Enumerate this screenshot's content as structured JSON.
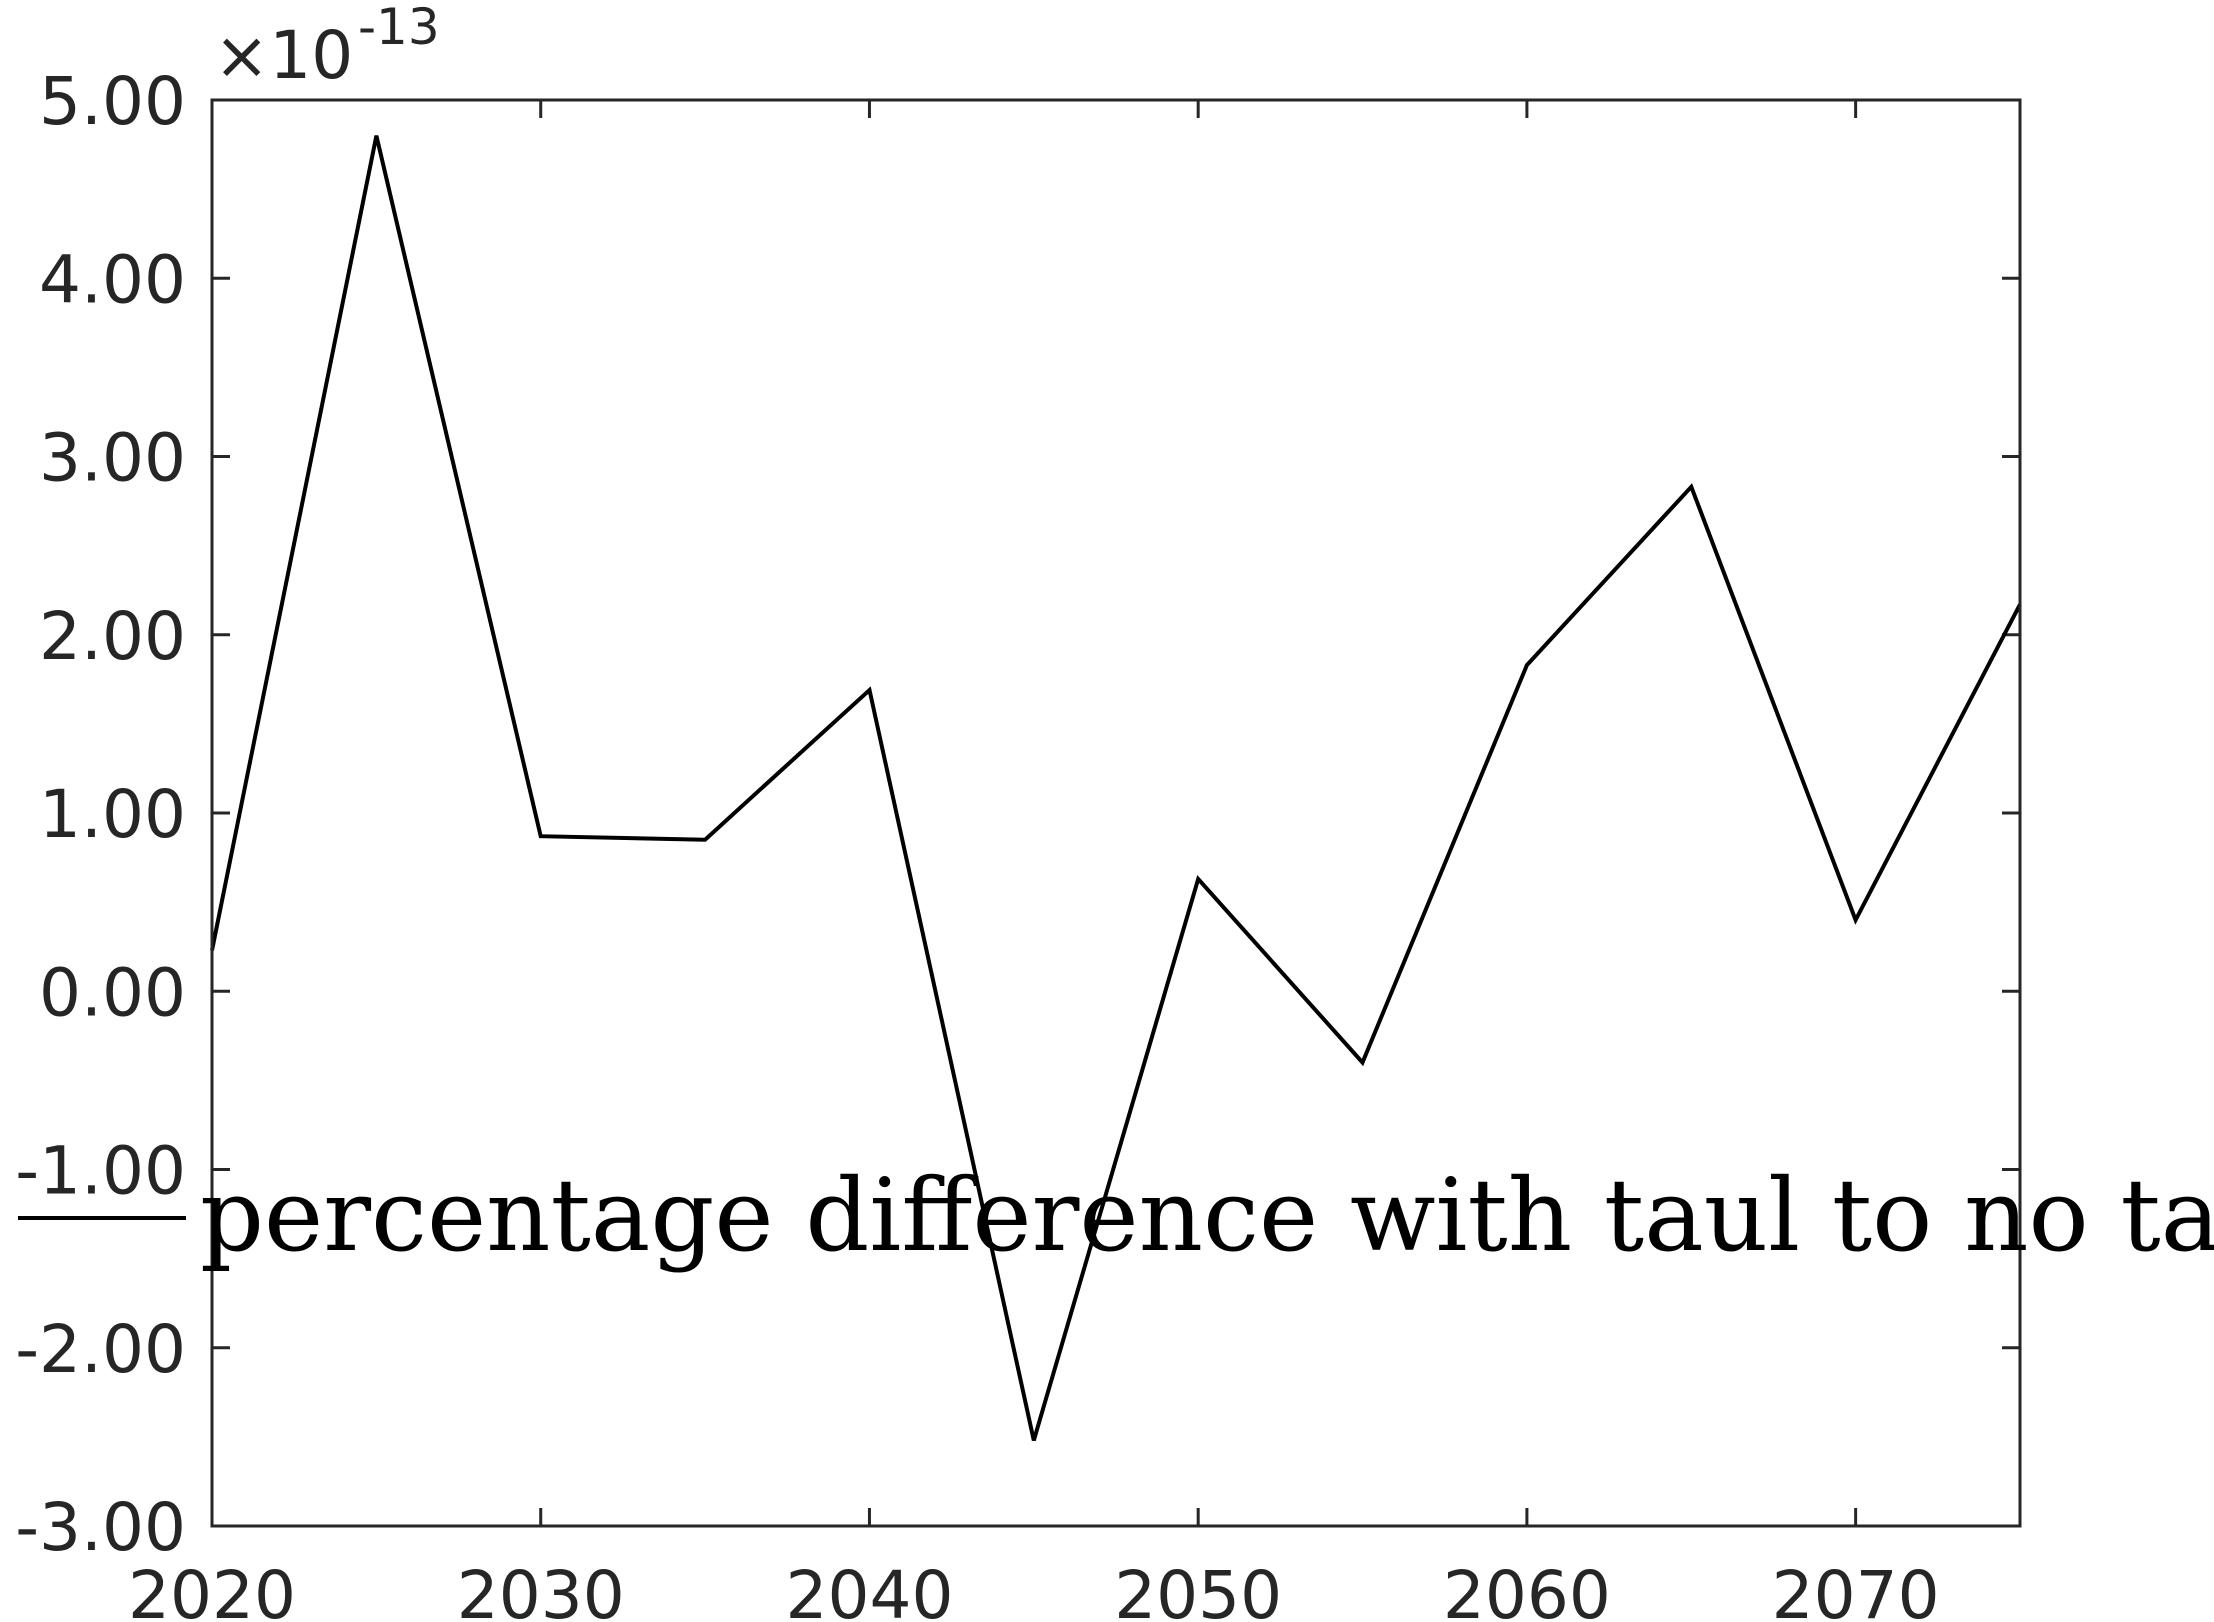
{
  "chart_data": {
    "type": "line",
    "title": "",
    "xlabel": "",
    "ylabel": "",
    "y_multiplier_label": {
      "base": "×10",
      "exponent": "-13"
    },
    "xlim": [
      2020,
      2075
    ],
    "ylim": [
      -3.0,
      5.0
    ],
    "x_ticks": [
      2020,
      2030,
      2040,
      2050,
      2060,
      2070
    ],
    "x_tick_labels": [
      "2020",
      "2030",
      "2040",
      "2050",
      "2060",
      "2070"
    ],
    "y_ticks": [
      -3,
      -2,
      -1,
      0,
      1,
      2,
      3,
      4,
      5
    ],
    "y_tick_labels": [
      "-3.00",
      "-2.00",
      "-1.00",
      "0.00",
      "1.00",
      "2.00",
      "3.00",
      "4.00",
      "5.00"
    ],
    "grid": false,
    "legend_position": "center-left",
    "series": [
      {
        "name": "percentage difference with taul to no taul",
        "color": "#000000",
        "x": [
          2020,
          2025,
          2030,
          2035,
          2040,
          2045,
          2050,
          2055,
          2060,
          2065,
          2070,
          2075
        ],
        "y": [
          0.23,
          4.8,
          0.87,
          0.85,
          1.69,
          -2.52,
          0.63,
          -0.4,
          1.83,
          2.83,
          0.4,
          2.17
        ]
      }
    ]
  }
}
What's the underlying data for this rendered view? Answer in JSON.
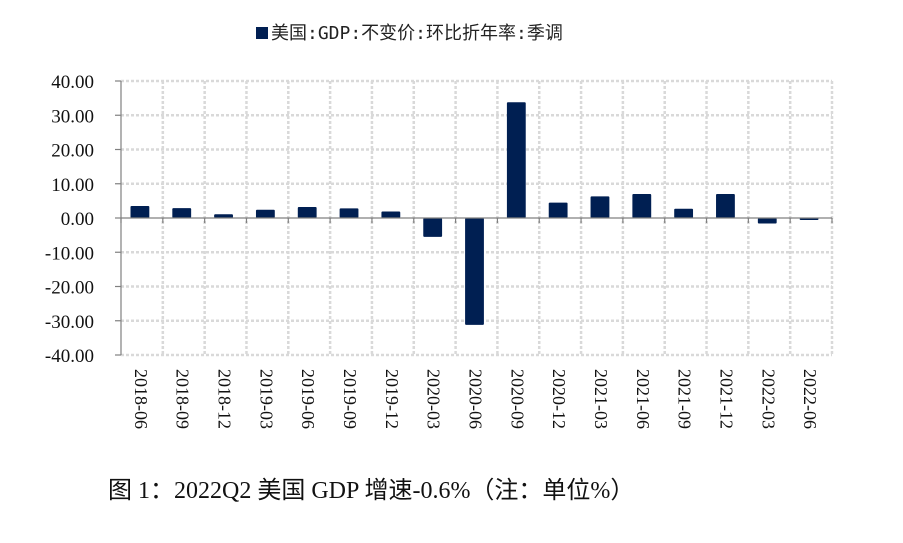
{
  "chart_data": {
    "type": "bar",
    "title": "",
    "legend": [
      {
        "name": "美国:GDP:不变价:环比折年率:季调",
        "color": "#001f52"
      }
    ],
    "legend_position": "top-center",
    "categories": [
      "2018-06",
      "2018-09",
      "2018-12",
      "2019-03",
      "2019-06",
      "2019-09",
      "2019-12",
      "2020-03",
      "2020-06",
      "2020-09",
      "2020-12",
      "2021-03",
      "2021-06",
      "2021-09",
      "2021-12",
      "2022-03",
      "2022-06"
    ],
    "series": [
      {
        "name": "美国:GDP:不变价:环比折年率:季调",
        "values": [
          3.5,
          2.9,
          1.1,
          2.4,
          3.2,
          2.8,
          1.9,
          -5.5,
          -31.2,
          33.8,
          4.5,
          6.3,
          7.0,
          2.7,
          7.0,
          -1.6,
          -0.6
        ]
      }
    ],
    "xlabel": "",
    "ylabel": "",
    "ylim": [
      -40,
      40
    ],
    "yticks": [
      40,
      30,
      20,
      10,
      0,
      -10,
      -20,
      -30,
      -40
    ],
    "ytick_labels": [
      "40.00",
      "30.00",
      "20.00",
      "10.00",
      "0.00",
      "-10.00",
      "-20.00",
      "-30.00",
      "-40.00"
    ],
    "grid": true,
    "bar_color": "#001f52",
    "caption": "图 1：2022Q2 美国 GDP 增速-0.6%（注：单位%）"
  }
}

= Task details =
Copy every line above word for word and exclude the pictures.

= Solution below =
Enumerate this screenshot's content as structured JSON.
{
  "chart_data": {
    "type": "line",
    "title": "",
    "xlabel": "",
    "ylabel": "",
    "y_multiplier_label": {
      "base": "×10",
      "exponent": "-13"
    },
    "xlim": [
      2020,
      2075
    ],
    "ylim": [
      -3.0,
      5.0
    ],
    "x_ticks": [
      2020,
      2030,
      2040,
      2050,
      2060,
      2070
    ],
    "x_tick_labels": [
      "2020",
      "2030",
      "2040",
      "2050",
      "2060",
      "2070"
    ],
    "y_ticks": [
      -3,
      -2,
      -1,
      0,
      1,
      2,
      3,
      4,
      5
    ],
    "y_tick_labels": [
      "-3.00",
      "-2.00",
      "-1.00",
      "0.00",
      "1.00",
      "2.00",
      "3.00",
      "4.00",
      "5.00"
    ],
    "grid": false,
    "legend_position": "center-left",
    "series": [
      {
        "name": "percentage difference with taul to no taul",
        "color": "#000000",
        "x": [
          2020,
          2025,
          2030,
          2035,
          2040,
          2045,
          2050,
          2055,
          2060,
          2065,
          2070,
          2075
        ],
        "y": [
          0.23,
          4.8,
          0.87,
          0.85,
          1.69,
          -2.52,
          0.63,
          -0.4,
          1.83,
          2.83,
          0.4,
          2.17
        ]
      }
    ]
  }
}
What's the underlying data for this rendered view? Answer in JSON.
{
  "chart_data": {
    "type": "bar",
    "title": "",
    "legend": [
      {
        "name": "美国:GDP:不变价:环比折年率:季调",
        "color": "#001f52"
      }
    ],
    "legend_position": "top-center",
    "categories": [
      "2018-06",
      "2018-09",
      "2018-12",
      "2019-03",
      "2019-06",
      "2019-09",
      "2019-12",
      "2020-03",
      "2020-06",
      "2020-09",
      "2020-12",
      "2021-03",
      "2021-06",
      "2021-09",
      "2021-12",
      "2022-03",
      "2022-06"
    ],
    "series": [
      {
        "name": "美国:GDP:不变价:环比折年率:季调",
        "values": [
          3.5,
          2.9,
          1.1,
          2.4,
          3.2,
          2.8,
          1.9,
          -5.5,
          -31.2,
          33.8,
          4.5,
          6.3,
          7.0,
          2.7,
          7.0,
          -1.6,
          -0.6
        ]
      }
    ],
    "xlabel": "",
    "ylabel": "",
    "ylim": [
      -40,
      40
    ],
    "yticks": [
      40,
      30,
      20,
      10,
      0,
      -10,
      -20,
      -30,
      -40
    ],
    "ytick_labels": [
      "40.00",
      "30.00",
      "20.00",
      "10.00",
      "0.00",
      "-10.00",
      "-20.00",
      "-30.00",
      "-40.00"
    ],
    "grid": true,
    "bar_color": "#001f52",
    "caption": "图 1：2022Q2 美国 GDP 增速-0.6%（注：单位%）"
  }
}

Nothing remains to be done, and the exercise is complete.